Figure record listings:
>>>>
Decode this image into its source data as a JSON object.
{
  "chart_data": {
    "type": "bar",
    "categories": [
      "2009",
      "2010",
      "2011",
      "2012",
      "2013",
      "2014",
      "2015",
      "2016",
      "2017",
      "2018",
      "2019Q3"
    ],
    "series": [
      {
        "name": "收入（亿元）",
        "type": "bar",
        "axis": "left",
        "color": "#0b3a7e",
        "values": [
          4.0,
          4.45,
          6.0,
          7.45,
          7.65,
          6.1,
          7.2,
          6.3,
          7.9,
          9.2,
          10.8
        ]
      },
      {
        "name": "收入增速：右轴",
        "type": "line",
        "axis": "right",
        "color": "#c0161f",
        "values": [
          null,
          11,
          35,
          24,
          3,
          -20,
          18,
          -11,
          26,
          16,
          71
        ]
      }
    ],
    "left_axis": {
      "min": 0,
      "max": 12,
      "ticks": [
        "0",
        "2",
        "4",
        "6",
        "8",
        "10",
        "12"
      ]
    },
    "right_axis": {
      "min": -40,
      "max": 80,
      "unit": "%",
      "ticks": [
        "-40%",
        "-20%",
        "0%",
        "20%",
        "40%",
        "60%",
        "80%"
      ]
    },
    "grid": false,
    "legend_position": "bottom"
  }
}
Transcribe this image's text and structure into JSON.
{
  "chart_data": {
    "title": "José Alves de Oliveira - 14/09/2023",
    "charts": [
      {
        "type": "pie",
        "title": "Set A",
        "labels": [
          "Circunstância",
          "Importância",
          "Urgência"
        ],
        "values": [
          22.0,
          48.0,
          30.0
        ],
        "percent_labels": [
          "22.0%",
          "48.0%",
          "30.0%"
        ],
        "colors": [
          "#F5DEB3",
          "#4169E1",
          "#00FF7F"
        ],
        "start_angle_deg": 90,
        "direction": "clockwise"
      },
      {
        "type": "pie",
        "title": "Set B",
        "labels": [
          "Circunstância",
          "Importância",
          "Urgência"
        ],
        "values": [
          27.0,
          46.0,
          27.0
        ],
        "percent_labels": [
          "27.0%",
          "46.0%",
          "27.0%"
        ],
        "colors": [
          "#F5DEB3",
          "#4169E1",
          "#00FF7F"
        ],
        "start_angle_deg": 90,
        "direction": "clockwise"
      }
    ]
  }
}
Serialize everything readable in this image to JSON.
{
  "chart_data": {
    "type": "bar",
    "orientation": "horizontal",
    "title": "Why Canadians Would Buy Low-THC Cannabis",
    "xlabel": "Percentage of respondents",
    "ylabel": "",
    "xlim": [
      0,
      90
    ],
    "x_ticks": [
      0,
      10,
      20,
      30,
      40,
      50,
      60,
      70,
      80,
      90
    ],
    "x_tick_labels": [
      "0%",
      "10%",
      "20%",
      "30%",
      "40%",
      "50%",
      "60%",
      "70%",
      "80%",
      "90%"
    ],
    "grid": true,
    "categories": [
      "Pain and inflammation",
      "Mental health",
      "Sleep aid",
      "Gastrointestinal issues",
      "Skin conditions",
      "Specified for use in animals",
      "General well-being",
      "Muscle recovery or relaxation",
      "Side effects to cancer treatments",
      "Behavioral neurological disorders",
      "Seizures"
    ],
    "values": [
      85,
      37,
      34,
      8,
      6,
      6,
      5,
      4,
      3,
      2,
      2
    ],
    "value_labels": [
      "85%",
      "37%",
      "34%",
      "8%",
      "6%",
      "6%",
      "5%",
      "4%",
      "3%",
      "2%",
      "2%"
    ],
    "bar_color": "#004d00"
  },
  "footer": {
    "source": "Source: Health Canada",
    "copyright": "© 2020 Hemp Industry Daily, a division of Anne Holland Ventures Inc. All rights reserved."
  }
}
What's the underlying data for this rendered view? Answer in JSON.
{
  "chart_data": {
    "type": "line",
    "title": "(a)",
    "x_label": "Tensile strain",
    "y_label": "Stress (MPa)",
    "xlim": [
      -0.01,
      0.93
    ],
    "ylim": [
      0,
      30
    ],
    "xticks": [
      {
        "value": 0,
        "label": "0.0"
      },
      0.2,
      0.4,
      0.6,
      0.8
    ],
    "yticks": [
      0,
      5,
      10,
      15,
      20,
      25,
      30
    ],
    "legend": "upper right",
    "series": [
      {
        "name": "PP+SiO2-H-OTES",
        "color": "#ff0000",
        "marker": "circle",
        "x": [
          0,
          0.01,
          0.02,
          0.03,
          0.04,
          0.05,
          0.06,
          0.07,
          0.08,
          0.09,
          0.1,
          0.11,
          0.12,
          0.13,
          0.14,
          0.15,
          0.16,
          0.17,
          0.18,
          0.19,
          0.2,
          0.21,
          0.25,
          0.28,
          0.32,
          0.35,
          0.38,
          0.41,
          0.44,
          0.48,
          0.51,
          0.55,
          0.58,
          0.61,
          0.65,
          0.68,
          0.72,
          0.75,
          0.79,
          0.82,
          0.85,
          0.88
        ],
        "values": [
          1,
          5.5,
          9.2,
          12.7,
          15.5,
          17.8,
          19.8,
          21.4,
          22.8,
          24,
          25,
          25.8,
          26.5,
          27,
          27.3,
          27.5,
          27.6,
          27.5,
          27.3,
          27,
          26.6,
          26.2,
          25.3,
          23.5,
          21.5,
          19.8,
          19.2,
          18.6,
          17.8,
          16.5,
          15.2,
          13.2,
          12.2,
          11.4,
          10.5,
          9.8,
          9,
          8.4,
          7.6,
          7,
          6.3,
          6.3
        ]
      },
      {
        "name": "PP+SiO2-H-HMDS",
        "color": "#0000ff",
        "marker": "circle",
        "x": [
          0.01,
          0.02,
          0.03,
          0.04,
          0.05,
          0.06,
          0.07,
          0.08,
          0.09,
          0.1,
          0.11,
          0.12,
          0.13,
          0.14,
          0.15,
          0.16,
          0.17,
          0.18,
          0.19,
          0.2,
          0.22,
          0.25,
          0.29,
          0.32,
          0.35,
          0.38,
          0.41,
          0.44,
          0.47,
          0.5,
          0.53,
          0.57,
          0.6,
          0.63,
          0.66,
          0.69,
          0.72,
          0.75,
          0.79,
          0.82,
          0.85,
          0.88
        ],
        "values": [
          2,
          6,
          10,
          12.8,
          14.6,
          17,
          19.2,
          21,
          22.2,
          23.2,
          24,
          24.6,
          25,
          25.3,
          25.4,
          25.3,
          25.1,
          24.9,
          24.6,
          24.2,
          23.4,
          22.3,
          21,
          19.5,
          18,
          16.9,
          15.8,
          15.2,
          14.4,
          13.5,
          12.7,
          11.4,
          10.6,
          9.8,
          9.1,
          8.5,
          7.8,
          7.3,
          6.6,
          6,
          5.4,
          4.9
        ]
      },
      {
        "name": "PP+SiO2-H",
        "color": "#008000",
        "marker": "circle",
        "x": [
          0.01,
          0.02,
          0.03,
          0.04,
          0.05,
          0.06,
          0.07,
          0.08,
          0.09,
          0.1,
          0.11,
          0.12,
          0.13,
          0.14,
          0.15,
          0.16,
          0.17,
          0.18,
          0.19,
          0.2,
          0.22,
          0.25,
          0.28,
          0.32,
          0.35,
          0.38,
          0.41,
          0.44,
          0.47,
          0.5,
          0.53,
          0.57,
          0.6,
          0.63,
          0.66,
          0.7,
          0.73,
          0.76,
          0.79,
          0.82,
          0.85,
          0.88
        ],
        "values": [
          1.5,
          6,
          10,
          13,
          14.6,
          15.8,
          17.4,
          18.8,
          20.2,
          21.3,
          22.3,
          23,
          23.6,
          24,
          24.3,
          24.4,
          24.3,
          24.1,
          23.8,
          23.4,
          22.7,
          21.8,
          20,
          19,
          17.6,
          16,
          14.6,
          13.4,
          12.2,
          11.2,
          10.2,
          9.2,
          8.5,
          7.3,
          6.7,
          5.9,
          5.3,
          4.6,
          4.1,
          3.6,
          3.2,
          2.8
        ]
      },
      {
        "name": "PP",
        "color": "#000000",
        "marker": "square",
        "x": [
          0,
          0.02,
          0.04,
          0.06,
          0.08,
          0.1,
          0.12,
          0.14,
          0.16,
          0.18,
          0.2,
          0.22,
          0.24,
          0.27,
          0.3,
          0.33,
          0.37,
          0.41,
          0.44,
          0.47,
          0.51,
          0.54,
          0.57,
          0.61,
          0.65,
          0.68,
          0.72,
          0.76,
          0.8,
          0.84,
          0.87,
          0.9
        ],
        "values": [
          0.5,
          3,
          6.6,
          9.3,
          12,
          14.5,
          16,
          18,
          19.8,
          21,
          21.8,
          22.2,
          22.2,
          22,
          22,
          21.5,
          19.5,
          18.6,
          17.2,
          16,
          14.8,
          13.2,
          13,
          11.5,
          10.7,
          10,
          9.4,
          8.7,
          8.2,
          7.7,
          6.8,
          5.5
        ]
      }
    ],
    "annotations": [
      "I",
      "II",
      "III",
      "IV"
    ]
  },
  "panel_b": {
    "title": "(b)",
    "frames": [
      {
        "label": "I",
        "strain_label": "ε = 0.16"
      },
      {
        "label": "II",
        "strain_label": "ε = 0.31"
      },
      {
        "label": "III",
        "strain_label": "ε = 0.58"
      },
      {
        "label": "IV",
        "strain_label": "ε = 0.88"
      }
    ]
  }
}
<<<<
THE EXERCISE - From the data above, gather every line that includes the word "into".

REPLY -
Decode this image into its source data as a JSON object.
Transcribe this image's text and structure into JSON.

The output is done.